- **Directions for this task**: Quote the entries in full, character for character, without their images.
·····
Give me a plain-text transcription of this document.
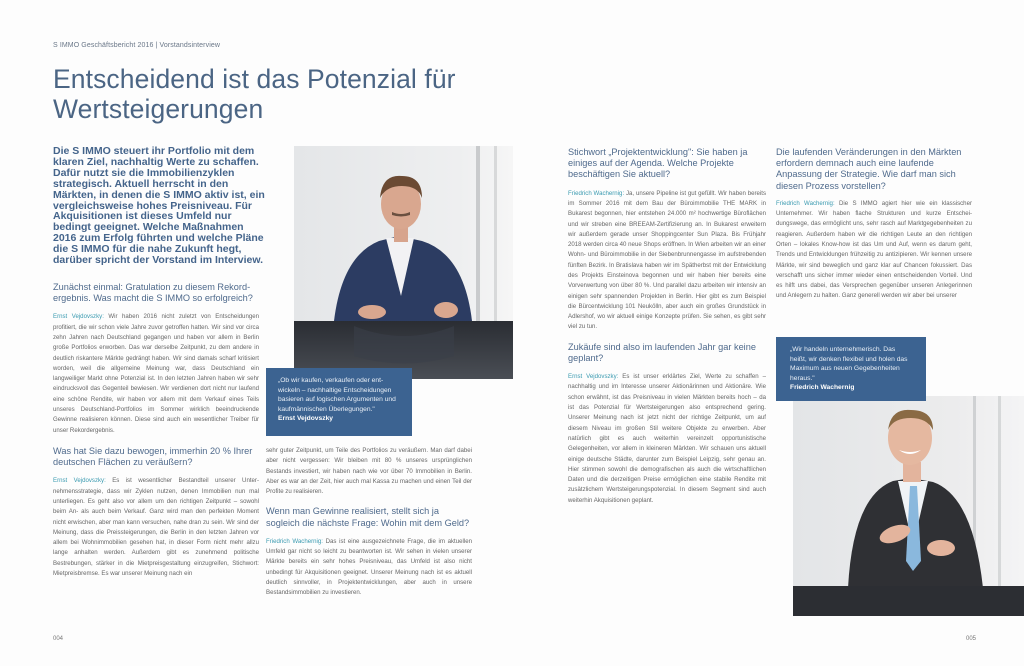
S IMMO Geschäftsbericht 2016 | Vorstandsinterview
Entscheidend ist das Potenzial für Wertsteigerungen
Die S IMMO steuert ihr Portfolio mit dem klaren Ziel, nachhaltig Werte zu schaffen. Dafür nutzt sie die Immobilienzyklen strategisch. Aktuell herrscht in den Märkten, in denen die S IMMO aktiv ist, ein vergleichsweise hohes Preisniveau. Für Akquisitionen ist dieses Umfeld nur bedingt geeignet. Welche Maßnahmen 2016 zum Erfolg führten und welche Pläne die S IMMO für die nahe Zukunft hegt, darüber spricht der Vorstand im Interview.
Zunächst einmal: Gratulation zu diesem Rekordergebnis. Was macht die S IMMO so erfolgreich?

Ernst Vejdovszky: Wir haben 2016 nicht zuletzt von Entscheidungen profitiert, die wir schon viele Jahre zuvor getroffen hatten. Wir sind vor circa zehn Jahren nach Deutschland gegangen und haben vor allem in Berlin große Portfolios erworben. Das war derselbe Zeitpunkt, zu dem andere in deutlich riskantere Märkte gedrängt haben. Wir sind damals scharf kritisiert worden, weil die allgemeine Meinung war, dass Deutschland ein langweiliger Markt ohne Potenzial ist. In den letzten Jahren haben wir sehr eindrucksvoll das Gegenteil bewiesen. Wir verdienen dort nicht nur laufend eine schöne Rendite, wir haben vor allem mit dem Verkauf eines Teils unseres Deutschland-Portfolios im Sommer wirklich beeindruckende Gewinne realisieren können. Diese sind auch ein wesentlicher Treiber für unser Rekordergebnis.

Was hat Sie dazu bewogen, immerhin 20 % Ihrer deutschen Flächen zu veräußern?

Ernst Vejdovszky: Es ist wesentlicher Bestandteil unserer Unternehmensstrategie, dass wir Zyklen nutzen, denen Immobilien nun mal unterliegen. Es geht also vor allem um den richtigen Zeitpunkt – sowohl beim An- als auch beim Verkauf. Ganz wird man den perfekten Moment nicht erwischen, aber man kann versuchen, nahe dran zu sein. Wir sind der Meinung, dass die Preissteigerungen, die Berlin in den letzten Jahren vor allem bei Wohnimmobilien gesehen hat, in dieser Form nicht mehr allzu lange anhalten werden. Außerdem gibt es zunehmend politische Bestrebungen, stärker in die Mietpreisgestaltung einzugreifen, Stichwort: Mietpreisbremse. Es war unserer Meinung nach ein

„Ob wir kaufen, verkaufen oder entwickeln – nachhaltige Entscheidungen basieren auf logischen Argumenten und kaufmännischen Überlegungen."
Ernst Vejdovszky

sehr guter Zeitpunkt, um Teile des Portfolios zu veräußern. Man darf dabei aber nicht vergessen: Wir bleiben mit 80 % unseres ursprünglichen Bestands investiert, wir haben nach wie vor über 70 Immobilien in Berlin. Aber es war an der Zeit, hier auch mal Kassa zu machen und einen Teil der Profite zu realisieren.

Wenn man Gewinne realisiert, stellt sich ja sogleich die nächste Frage: Wohin mit dem Geld?

Friedrich Wachernig: Das ist eine ausgezeichnete Frage, die im aktuellen Umfeld gar nicht so leicht zu beantworten ist. Wir sehen in vielen unserer Märkte bereits ein sehr hohes Preisniveau, das Umfeld ist also nicht unbedingt für Akquisitionen geeignet. Unserer Meinung nach ist es aktuell deutlich sinnvoller, in Projektentwicklungen, aber auch in unsere Bestandsimmobilien zu investieren.

Stichwort „Projektentwicklung": Sie haben ja einiges auf der Agenda. Welche Projekte beschäftigen Sie aktuell?

Friedrich Wachernig: Ja, unsere Pipeline ist gut gefüllt. Wir haben bereits im Sommer 2016 mit dem Bau der Büroimmobilie THE MARK in Bukarest begonnen, hier entstehen 24.000 m² hochwertige Büroflächen und wir streben eine BREEAM-Zertifizierung an. In Bukarest erweitern wir außerdem gerade unser Shoppingcenter Sun Plaza. Bis Frühjahr 2018 werden circa 40 neue Shops eröffnen. In Wien arbeiten wir an einer Wohn- und Büroimmobilie in der Siebenbrunnengasse im aufstrebenden fünften Bezirk. In Bratislava haben wir im Spätherbst mit der Entwicklung des Projekts Einsteinova begonnen und wir haben hier bereits eine Vorverwertung von über 80 %. Und parallel dazu arbeiten wir intensiv an einigen sehr spannenden Projekten in Berlin. Hier gibt es zum Beispiel die Bürcentwicklung 101 Neukölln, aber auch ein großes Grundstück in Adlershof, wo wir aktuell einige Konzepte prüfen. Sie sehen, es gibt sehr viel zu tun.

Zukäufe sind also im laufenden Jahr gar keine geplant?

Ernst Vejdovszky: Es ist unser erklärtes Ziel, Werte zu schaffen – nachhaltig und im Interesse unserer Aktionärinnen und Aktionäre. Wie schon erwähnt, ist das Preisniveau in vielen Märkten bereits hoch – da ist das Potenzial für Wertsteigerungen also entsprechend gering. Unserer Meinung nach ist jetzt nicht der richtige Zeitpunkt, um auf diesem Niveau im großen Stil weitere Objekte zu erwerben. Aber natürlich gibt es auch weiterhin vereinzelt opportunistische Gelegenheiten, vor allem in kleineren Märkten. Wir schauen uns aktuell einige deutsche Städte, darunter zum Beispiel Leipzig, sehr genau an. Hier stimmen sowohl die demografischen als auch die wirtschaftlichen Daten und die derzeitigen Preise ermöglichen eine stabile Rendite mit zusätzlichem Wertsteigerungspotenzial. In diesem Segment sind auch weiterhin Akquisitionen geplant.

Die laufenden Veränderungen in den Märkten erfordern demnach auch eine laufende Anpassung der Strategie. Wie darf man sich diesen Prozess vorstellen?

Friedrich Wachernig: Die S IMMO agiert hier wie ein klassischer Unternehmer. Wir haben flache Strukturen und kurze Entscheidungswege, das ermöglicht uns, sehr rasch auf Marktgegebenheiten zu reagieren. Außerdem haben wir die richtigen Leute an den richtigen Orten – lokales Know-how ist das Um und Auf, wenn es darum geht, Trends und Entwicklungen frühzeitig zu antizipieren. Wir kennen unsere Märkte, wir sind beweglich und ganz klar auf Chancen fokussiert. Das verschafft uns sicher immer wieder einen entscheidenden Vorteil. Und es hilft uns dabei, das Versprechen gegenüber unseren Anlegerinnen und Anlegern zu halten. Ganz generell werden wir aber bei unserer

„Wir handeln unternehmerisch. Das heißt, wir denken flexibel und holen das Maximum aus neuen Gegebenheiten heraus."
Friedrich Wachernig
004	005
·····
- **Output for this task**:
Give me a plain-text transcription of this document.
S IMMO Geschäftsbericht 2016 | Vorstandsinterview
Entscheidend ist das Potenzial für Wertsteigerungen
Die S IMMO steuert ihr Portfolio mit dem klaren Ziel, nachhaltig Werte zu schaffen. Dafür nutzt sie die Immobilienzyklen strategisch. Aktuell herrscht in den Märkten, in denen die S IMMO aktiv ist, ein vergleichsweise hohes Preisniveau. Für Akquisitionen ist dieses Umfeld nur bedingt geeignet. Welche Maßnahmen 2016 zum Erfolg führten und welche Pläne die S IMMO für die nahe Zukunft hegt, darüber spricht der Vorstand im Interview.
Zunächst einmal: Gratulation zu diesem Rekordergebnis. Was macht die S IMMO so erfolgreich?

Ernst Vejdovszky: Wir haben 2016 nicht zuletzt von Entscheidungen profitiert, die wir schon viele Jahre zuvor getroffen hatten. Wir sind vor circa zehn Jahren nach Deutschland gegangen und haben vor allem in Berlin große Portfolios erworben. Das war derselbe Zeitpunkt, zu dem andere in deutlich riskantere Märkte gedrängt haben. Wir sind damals scharf kritisiert worden, weil die allgemeine Meinung war, dass Deutschland ein langweiliger Markt ohne Potenzial ist. In den letzten Jahren haben wir sehr eindrucksvoll das Gegenteil bewiesen. Wir verdienen dort nicht nur laufend eine schöne Rendite, wir haben vor allem mit dem Verkauf eines Teils unseres Deutschland-Portfolios im Sommer wirklich beeindruckende Gewinne realisieren können. Diese sind auch ein wesentlicher Treiber für unser Rekordergebnis.

Was hat Sie dazu bewogen, immerhin 20 % Ihrer deutschen Flächen zu veräußern?

Ernst Vejdovszky: Es ist wesentlicher Bestandteil unserer Unternehmensstrategie, dass wir Zyklen nutzen, denen Immobilien nun mal unterliegen. Es geht also vor allem um den richtigen Zeitpunkt – sowohl beim An- als auch beim Verkauf. Ganz wird man den perfekten Moment nicht erwischen, aber man kann versuchen, nahe dran zu sein. Wir sind der Meinung, dass die Preissteigerungen, die Berlin in den letzten Jahren vor allem bei Wohnimmobilien gesehen hat, in dieser Form nicht mehr allzu lange anhalten werden. Außerdem gibt es zunehmend politische Bestrebungen, stärker in die Mietpreisgestaltung einzugreifen, Stichwort: Mietpreisbremse. Es war unserer Meinung nach ein

„Ob wir kaufen, verkaufen oder entwickeln – nachhaltige Entscheidungen basieren auf logischen Argumenten und kaufmännischen Überlegungen."
Ernst Vejdovszky

sehr guter Zeitpunkt, um Teile des Portfolios zu veräußern. Man darf dabei aber nicht vergessen: Wir bleiben mit 80 % unseres ursprünglichen Bestands investiert, wir haben nach wie vor über 70 Immobilien in Berlin. Aber es war an der Zeit, hier auch mal Kassa zu machen und einen Teil der Profite zu realisieren.

Wenn man Gewinne realisiert, stellt sich ja sogleich die nächste Frage: Wohin mit dem Geld?

Friedrich Wachernig: Das ist eine ausgezeichnete Frage, die im aktuellen Umfeld gar nicht so leicht zu beantworten ist. Wir sehen in vielen unserer Märkte bereits ein sehr hohes Preisniveau, das Umfeld ist also nicht unbedingt für Akquisitionen geeignet. Unserer Meinung nach ist es aktuell deutlich sinnvoller, in Projektentwicklungen, aber auch in unsere Bestandsimmobilien zu investieren.

Stichwort „Projektentwicklung": Sie haben ja einiges auf der Agenda. Welche Projekte beschäftigen Sie aktuell?

Friedrich Wachernig: Ja, unsere Pipeline ist gut gefüllt. Wir haben bereits im Sommer 2016 mit dem Bau der Büroimmobilie THE MARK in Bukarest begonnen, hier entstehen 24.000 m² hochwertige Büroflächen und wir streben eine BREEAM-Zertifizierung an. In Bukarest erweitern wir außerdem gerade unser Shoppingcenter Sun Plaza. Bis Frühjahr 2018 werden circa 40 neue Shops eröffnen. In Wien arbeiten wir an einer Wohn- und Büroimmobilie in der Siebenbrunnengasse im aufstrebenden fünften Bezirk. In Bratislava haben wir im Spätherbst mit der Entwicklung des Projekts Einsteinova begonnen und wir haben hier bereits eine Vorverwertung von über 80 %. Und parallel dazu arbeiten wir intensiv an einigen sehr spannenden Projekten in Berlin. Hier gibt es zum Beispiel die Bürcentwicklung 101 Neukölln, aber auch ein großes Grundstück in Adlershof, wo wir aktuell einige Konzepte prüfen. Sie sehen, es gibt sehr viel zu tun.

Zukäufe sind also im laufenden Jahr gar keine geplant?

Ernst Vejdovszky: Es ist unser erklärtes Ziel, Werte zu schaffen – nachhaltig und im Interesse unserer Aktionärinnen und Aktionäre. Wie schon erwähnt, ist das Preisniveau in vielen Märkten bereits hoch – da ist das Potenzial für Wertsteigerungen also entsprechend gering. Unserer Meinung nach ist jetzt nicht der richtige Zeitpunkt, um auf diesem Niveau im großen Stil weitere Objekte zu erwerben. Aber natürlich gibt es auch weiterhin vereinzelt opportunistische Gelegenheiten, vor allem in kleineren Märkten. Wir schauen uns aktuell einige deutsche Städte, darunter zum Beispiel Leipzig, sehr genau an. Hier stimmen sowohl die demografischen als auch die wirtschaftlichen Daten und die derzeitigen Preise ermöglichen eine stabile Rendite mit zusätzlichem Wertsteigerungspotenzial. In diesem Segment sind auch weiterhin Akquisitionen geplant.

Die laufenden Veränderungen in den Märkten erfordern demnach auch eine laufende Anpassung der Strategie. Wie darf man sich diesen Prozess vorstellen?

Friedrich Wachernig: Die S IMMO agiert hier wie ein klassischer Unternehmer. Wir haben flache Strukturen und kurze Entscheidungswege, das ermöglicht uns, sehr rasch auf Marktgegebenheiten zu reagieren. Außerdem haben wir die richtigen Leute an den richtigen Orten – lokales Know-how ist das Um und Auf, wenn es darum geht, Trends und Entwicklungen frühzeitig zu antizipieren. Wir kennen unsere Märkte, wir sind beweglich und ganz klar auf Chancen fokussiert. Das verschafft uns sicher immer wieder einen entscheidenden Vorteil. Und es hilft uns dabei, das Versprechen gegenüber unseren Anlegerinnen und Anlegern zu halten. Ganz generell werden wir aber bei unserer

„Wir handeln unternehmerisch. Das heißt, wir denken flexibel und holen das Maximum aus neuen Gegebenheiten heraus."
Friedrich Wachernig
004	005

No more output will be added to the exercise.